Gather up the lines with the word "thiÖu" in them.

......

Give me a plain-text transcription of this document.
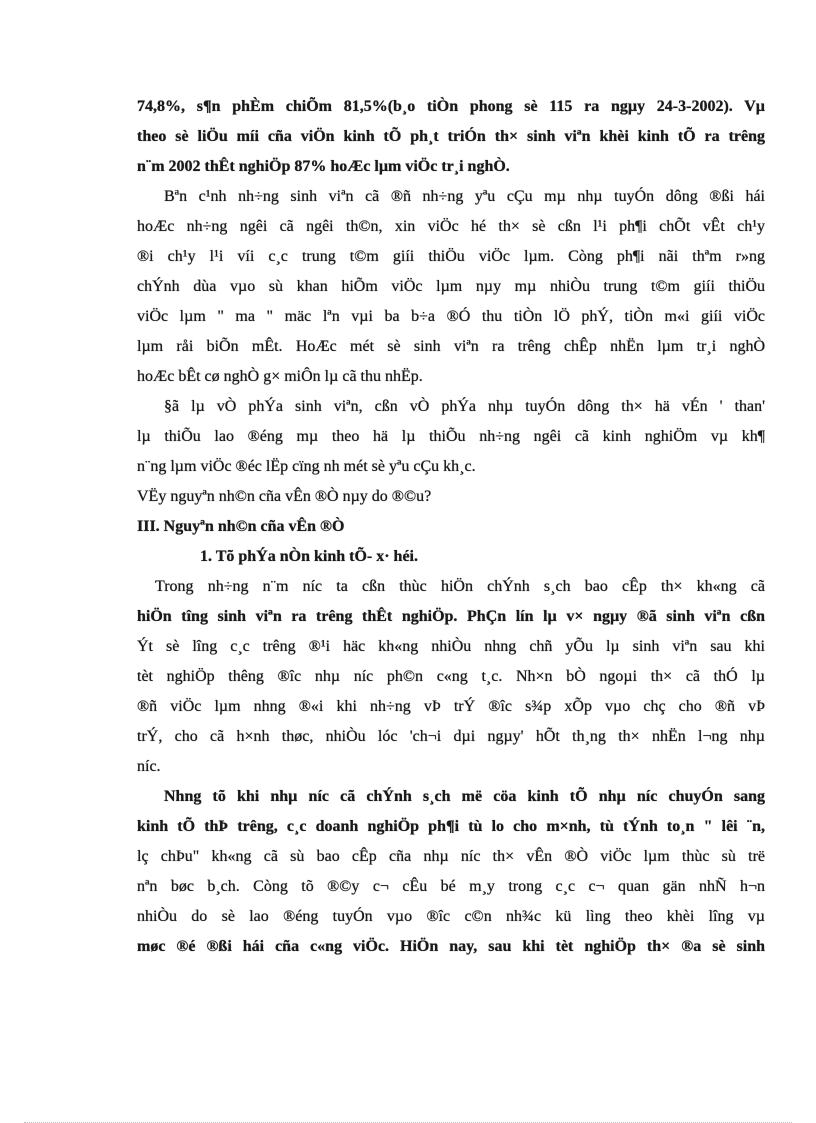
74,8%, s¶n phÈm chiÕm 81,5%(b¸o tiÒn phong sè 115 ra ngµy 24-3-2002). Vµ
theo sè liÖu míi cña viÖn kinh tÕ ph¸t triÓn th× sinh viªn khèi kinh tÕ ra trêng
n¨m 2002 thÊt nghiÖp 87% hoÆc lµm viÖc tr¸i nghÒ.
Bªn c¹nh nh÷ng sinh viªn cã ®ñ nh÷ng yªu cÇu mµ nhµ tuyÓn dông ®ßi hái
hoÆc nh÷ng ngêi cã ngêi th©n, xin viÖc hé th× sè cßn l¹i ph¶i chÕt vÊt ch¹y
®i ch¹y l¹i víi c¸c trung t©m giíi thiÖu viÖc lµm. Còng ph¶i nãi thªm r»ng
chÝnh dùa vµo sù khan hiÕm viÖc lµm nµy mµ nhiÒu trung t©m giíi thiÖu
viÖc lµm " ma " mäc lªn vµi ba b÷a ®Ó thu tiÒn lÖ phÝ, tiÒn m«i giíi viÖc
lµm råi biÕn mÊt. HoÆc mét sè sinh viªn ra trêng chÊp nhËn lµm tr¸i nghÒ
hoÆc bÊt cø nghÒ g× miÔn lµ cã thu nhËp.
§ã lµ vÒ phÝa sinh viªn, cßn vÒ phÝa nhµ tuyÓn dông th× hä vÉn ' than'
lµ thiÕu lao ®éng mµ theo hä lµ thiÕu nh÷ng ngêi cã kinh nghiÖm vµ kh¶
n¨ng lµm viÖc ®éc lËp cïng nh mét sè yªu cÇu kh¸c.
VËy nguyªn nh©n cña vÊn ®Ò nµy do ®©u?
III. Nguyªn nh©n cña vÊn ®Ò
1. Tõ phÝa nÒn kinh tÕ- x· héi.
Trong nh÷ng n¨m níc ta cßn thùc hiÖn chÝnh s¸ch bao cÊp th× kh«ng cã
hiÖn tîng sinh viªn ra trêng thÊt nghiÖp. PhÇn lín lµ v× ngµy ®ã sinh viªn cßn
Ýt sè lîng c¸c trêng ®¹i häc kh«ng nhiÒu nhng chñ yÕu lµ sinh viªn sau khi
tèt nghiÖp thêng ®îc nhµ níc ph©n c«ng t¸c. Nh×n bÒ ngoµi th× cã thÓ lµ
®ñ viÖc lµm nhng ®«i khi nh÷ng vÞ trÝ ®îc s¾p xÕp vµo chç cho ®ñ vÞ
trÝ, cho cã h×nh thøc, nhiÒu lóc 'ch¬i dµi ngµy' hÕt th¸ng th× nhËn l¬ng nhµ
níc.
Nhng tõ khi nhµ níc cã chÝnh s¸ch më cöa kinh tÕ nhµ níc chuyÓn sang
kinh tÕ thÞ trêng, c¸c doanh nghiÖp ph¶i tù lo cho m×nh, tù tÝnh to¸n " lêi ¨n,
lç chÞu" kh«ng cã sù bao cÊp cña nhµ níc th× vÊn ®Ò viÖc lµm thùc sù trë
nªn bøc b¸ch. Còng tõ ®©y c¬ cÊu bé m¸y trong c¸c c¬ quan gän nhÑ h¬n
nhiÒu do sè lao ®éng tuyÓn vµo ®îc c©n nh¾c kü lìng theo khèi lîng vµ
møc ®é ®ßi hái cña c«ng viÖc. HiÖn nay, sau khi tèt nghiÖp th× ®a sè sinh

......

**Task result**
®i ch¹y l¹i víi c¸c trung t©m giíi thiÖu viÖc lµm. Còng ph¶i nãi thªm r»ng
chÝnh dùa vµo sù khan hiÕm viÖc lµm nµy mµ nhiÒu trung t©m giíi thiÖu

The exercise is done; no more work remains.